■ **Aim**
Write out all of the entries exactly as given.

■ **The records**
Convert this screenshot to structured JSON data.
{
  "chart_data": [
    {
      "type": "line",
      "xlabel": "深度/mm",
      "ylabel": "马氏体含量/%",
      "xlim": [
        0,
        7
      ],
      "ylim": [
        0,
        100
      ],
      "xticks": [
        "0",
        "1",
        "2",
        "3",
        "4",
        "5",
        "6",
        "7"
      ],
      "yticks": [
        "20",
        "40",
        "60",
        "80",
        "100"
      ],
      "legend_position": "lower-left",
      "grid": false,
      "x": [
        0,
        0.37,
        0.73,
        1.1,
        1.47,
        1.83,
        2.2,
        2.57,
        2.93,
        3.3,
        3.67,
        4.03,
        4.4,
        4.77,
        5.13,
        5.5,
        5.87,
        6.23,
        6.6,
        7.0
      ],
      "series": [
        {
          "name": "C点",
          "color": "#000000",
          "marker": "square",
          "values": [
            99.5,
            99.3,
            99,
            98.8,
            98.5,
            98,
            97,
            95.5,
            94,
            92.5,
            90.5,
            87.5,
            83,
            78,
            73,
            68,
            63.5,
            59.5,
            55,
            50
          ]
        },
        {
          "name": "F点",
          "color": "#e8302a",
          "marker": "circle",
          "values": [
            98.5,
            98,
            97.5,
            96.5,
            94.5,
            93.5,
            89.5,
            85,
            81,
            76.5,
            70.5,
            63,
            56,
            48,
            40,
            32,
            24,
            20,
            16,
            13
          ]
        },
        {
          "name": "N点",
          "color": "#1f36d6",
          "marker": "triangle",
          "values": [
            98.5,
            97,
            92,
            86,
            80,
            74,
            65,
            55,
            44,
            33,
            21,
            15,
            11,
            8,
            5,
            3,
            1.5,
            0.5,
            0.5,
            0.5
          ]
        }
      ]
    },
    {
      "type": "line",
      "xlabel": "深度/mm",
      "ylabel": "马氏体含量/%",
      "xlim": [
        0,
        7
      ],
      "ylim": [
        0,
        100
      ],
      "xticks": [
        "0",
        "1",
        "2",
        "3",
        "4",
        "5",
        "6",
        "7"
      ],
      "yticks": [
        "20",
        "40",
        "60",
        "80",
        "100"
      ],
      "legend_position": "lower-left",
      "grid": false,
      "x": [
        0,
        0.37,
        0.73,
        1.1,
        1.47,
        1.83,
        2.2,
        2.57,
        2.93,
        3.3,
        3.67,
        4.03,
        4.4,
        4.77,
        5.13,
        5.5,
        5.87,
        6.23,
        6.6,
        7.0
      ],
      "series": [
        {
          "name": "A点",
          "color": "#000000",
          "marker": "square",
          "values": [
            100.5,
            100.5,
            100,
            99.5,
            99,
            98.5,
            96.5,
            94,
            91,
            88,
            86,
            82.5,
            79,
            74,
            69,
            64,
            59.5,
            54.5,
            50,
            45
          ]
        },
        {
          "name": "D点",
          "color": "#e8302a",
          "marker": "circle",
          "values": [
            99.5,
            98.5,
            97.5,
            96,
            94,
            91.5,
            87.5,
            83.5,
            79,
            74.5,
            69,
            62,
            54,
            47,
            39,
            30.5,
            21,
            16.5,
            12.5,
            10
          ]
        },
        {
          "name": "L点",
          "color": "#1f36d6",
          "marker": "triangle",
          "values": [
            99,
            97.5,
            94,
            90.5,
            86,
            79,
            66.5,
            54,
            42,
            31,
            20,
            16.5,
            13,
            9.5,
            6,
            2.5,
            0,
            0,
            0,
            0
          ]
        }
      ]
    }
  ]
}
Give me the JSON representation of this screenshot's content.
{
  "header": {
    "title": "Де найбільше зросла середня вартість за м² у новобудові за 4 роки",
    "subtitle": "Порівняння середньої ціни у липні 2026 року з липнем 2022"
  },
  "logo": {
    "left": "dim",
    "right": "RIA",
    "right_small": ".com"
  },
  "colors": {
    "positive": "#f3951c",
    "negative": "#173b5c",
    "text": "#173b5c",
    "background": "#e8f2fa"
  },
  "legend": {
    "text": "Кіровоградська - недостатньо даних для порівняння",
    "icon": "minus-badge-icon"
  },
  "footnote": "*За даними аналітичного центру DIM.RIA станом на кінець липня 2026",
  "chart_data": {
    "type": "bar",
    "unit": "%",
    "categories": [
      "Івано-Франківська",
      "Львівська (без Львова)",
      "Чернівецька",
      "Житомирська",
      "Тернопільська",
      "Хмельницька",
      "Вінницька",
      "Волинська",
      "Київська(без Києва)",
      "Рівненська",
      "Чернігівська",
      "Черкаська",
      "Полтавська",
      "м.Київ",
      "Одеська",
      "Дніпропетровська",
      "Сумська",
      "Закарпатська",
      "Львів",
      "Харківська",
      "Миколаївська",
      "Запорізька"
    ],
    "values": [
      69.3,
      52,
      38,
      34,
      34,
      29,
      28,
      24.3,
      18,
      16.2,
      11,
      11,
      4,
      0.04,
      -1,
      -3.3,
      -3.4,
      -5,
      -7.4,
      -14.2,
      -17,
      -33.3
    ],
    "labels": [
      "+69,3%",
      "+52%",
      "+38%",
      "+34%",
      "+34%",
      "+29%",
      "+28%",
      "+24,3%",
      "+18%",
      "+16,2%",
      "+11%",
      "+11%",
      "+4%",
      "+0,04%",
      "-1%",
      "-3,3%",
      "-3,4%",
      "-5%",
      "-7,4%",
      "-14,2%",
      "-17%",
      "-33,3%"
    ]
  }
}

■ **Written answer**
Convert this screenshot to structured JSON data.
{
  "chart_data": [
    {
      "type": "line",
      "xlabel": "深度/mm",
      "ylabel": "马氏体含量/%",
      "xlim": [
        0,
        7
      ],
      "ylim": [
        0,
        100
      ],
      "xticks": [
        "0",
        "1",
        "2",
        "3",
        "4",
        "5",
        "6",
        "7"
      ],
      "yticks": [
        "20",
        "40",
        "60",
        "80",
        "100"
      ],
      "legend_position": "lower-left",
      "grid": false,
      "x": [
        0,
        0.37,
        0.73,
        1.1,
        1.47,
        1.83,
        2.2,
        2.57,
        2.93,
        3.3,
        3.67,
        4.03,
        4.4,
        4.77,
        5.13,
        5.5,
        5.87,
        6.23,
        6.6,
        7.0
      ],
      "series": [
        {
          "name": "C点",
          "color": "#000000",
          "marker": "square",
          "values": [
            99.5,
            99.3,
            99,
            98.8,
            98.5,
            98,
            97,
            95.5,
            94,
            92.5,
            90.5,
            87.5,
            83,
            78,
            73,
            68,
            63.5,
            59.5,
            55,
            50
          ]
        },
        {
          "name": "F点",
          "color": "#e8302a",
          "marker": "circle",
          "values": [
            98.5,
            98,
            97.5,
            96.5,
            94.5,
            93.5,
            89.5,
            85,
            81,
            76.5,
            70.5,
            63,
            56,
            48,
            40,
            32,
            24,
            20,
            16,
            13
          ]
        },
        {
          "name": "N点",
          "color": "#1f36d6",
          "marker": "triangle",
          "values": [
            98.5,
            97,
            92,
            86,
            80,
            74,
            65,
            55,
            44,
            33,
            21,
            15,
            11,
            8,
            5,
            3,
            1.5,
            0.5,
            0.5,
            0.5
          ]
        }
      ]
    },
    {
      "type": "line",
      "xlabel": "深度/mm",
      "ylabel": "马氏体含量/%",
      "xlim": [
        0,
        7
      ],
      "ylim": [
        0,
        100
      ],
      "xticks": [
        "0",
        "1",
        "2",
        "3",
        "4",
        "5",
        "6",
        "7"
      ],
      "yticks": [
        "20",
        "40",
        "60",
        "80",
        "100"
      ],
      "legend_position": "lower-left",
      "grid": false,
      "x": [
        0,
        0.37,
        0.73,
        1.1,
        1.47,
        1.83,
        2.2,
        2.57,
        2.93,
        3.3,
        3.67,
        4.03,
        4.4,
        4.77,
        5.13,
        5.5,
        5.87,
        6.23,
        6.6,
        7.0
      ],
      "series": [
        {
          "name": "A点",
          "color": "#000000",
          "marker": "square",
          "values": [
            100.5,
            100.5,
            100,
            99.5,
            99,
            98.5,
            96.5,
            94,
            91,
            88,
            86,
            82.5,
            79,
            74,
            69,
            64,
            59.5,
            54.5,
            50,
            45
          ]
        },
        {
          "name": "D点",
          "color": "#e8302a",
          "marker": "circle",
          "values": [
            99.5,
            98.5,
            97.5,
            96,
            94,
            91.5,
            87.5,
            83.5,
            79,
            74.5,
            69,
            62,
            54,
            47,
            39,
            30.5,
            21,
            16.5,
            12.5,
            10
          ]
        },
        {
          "name": "L点",
          "color": "#1f36d6",
          "marker": "triangle",
          "values": [
            99,
            97.5,
            94,
            90.5,
            86,
            79,
            66.5,
            54,
            42,
            31,
            20,
            16.5,
            13,
            9.5,
            6,
            2.5,
            0,
            0,
            0,
            0
          ]
        }
      ]
    }
  ]
}
Give me the JSON representation of this screenshot's content.
{
  "header": {
    "title": "Де найбільше зросла середня вартість за м² у новобудові за 4 роки",
    "subtitle": "Порівняння середньої ціни у липні 2026 року з липнем 2022"
  },
  "logo": {
    "left": "dim",
    "right": "RIA",
    "right_small": ".com"
  },
  "colors": {
    "positive": "#f3951c",
    "negative": "#173b5c",
    "text": "#173b5c",
    "background": "#e8f2fa"
  },
  "legend": {
    "text": "Кіровоградська - недостатньо даних для порівняння",
    "icon": "minus-badge-icon"
  },
  "footnote": "*За даними аналітичного центру DIM.RIA станом на кінець липня 2026",
  "chart_data": {
    "type": "bar",
    "unit": "%",
    "categories": [
      "Івано-Франківська",
      "Львівська (без Львова)",
      "Чернівецька",
      "Житомирська",
      "Тернопільська",
      "Хмельницька",
      "Вінницька",
      "Волинська",
      "Київська(без Києва)",
      "Рівненська",
      "Чернігівська",
      "Черкаська",
      "Полтавська",
      "м.Київ",
      "Одеська",
      "Дніпропетровська",
      "Сумська",
      "Закарпатська",
      "Львів",
      "Харківська",
      "Миколаївська",
      "Запорізька"
    ],
    "values": [
      69.3,
      52,
      38,
      34,
      34,
      29,
      28,
      24.3,
      18,
      16.2,
      11,
      11,
      4,
      0.04,
      -1,
      -3.3,
      -3.4,
      -5,
      -7.4,
      -14.2,
      -17,
      -33.3
    ],
    "labels": [
      "+69,3%",
      "+52%",
      "+38%",
      "+34%",
      "+34%",
      "+29%",
      "+28%",
      "+24,3%",
      "+18%",
      "+16,2%",
      "+11%",
      "+11%",
      "+4%",
      "+0,04%",
      "-1%",
      "-3,3%",
      "-3,4%",
      "-5%",
      "-7,4%",
      "-14,2%",
      "-17%",
      "-33,3%"
    ]
  }
}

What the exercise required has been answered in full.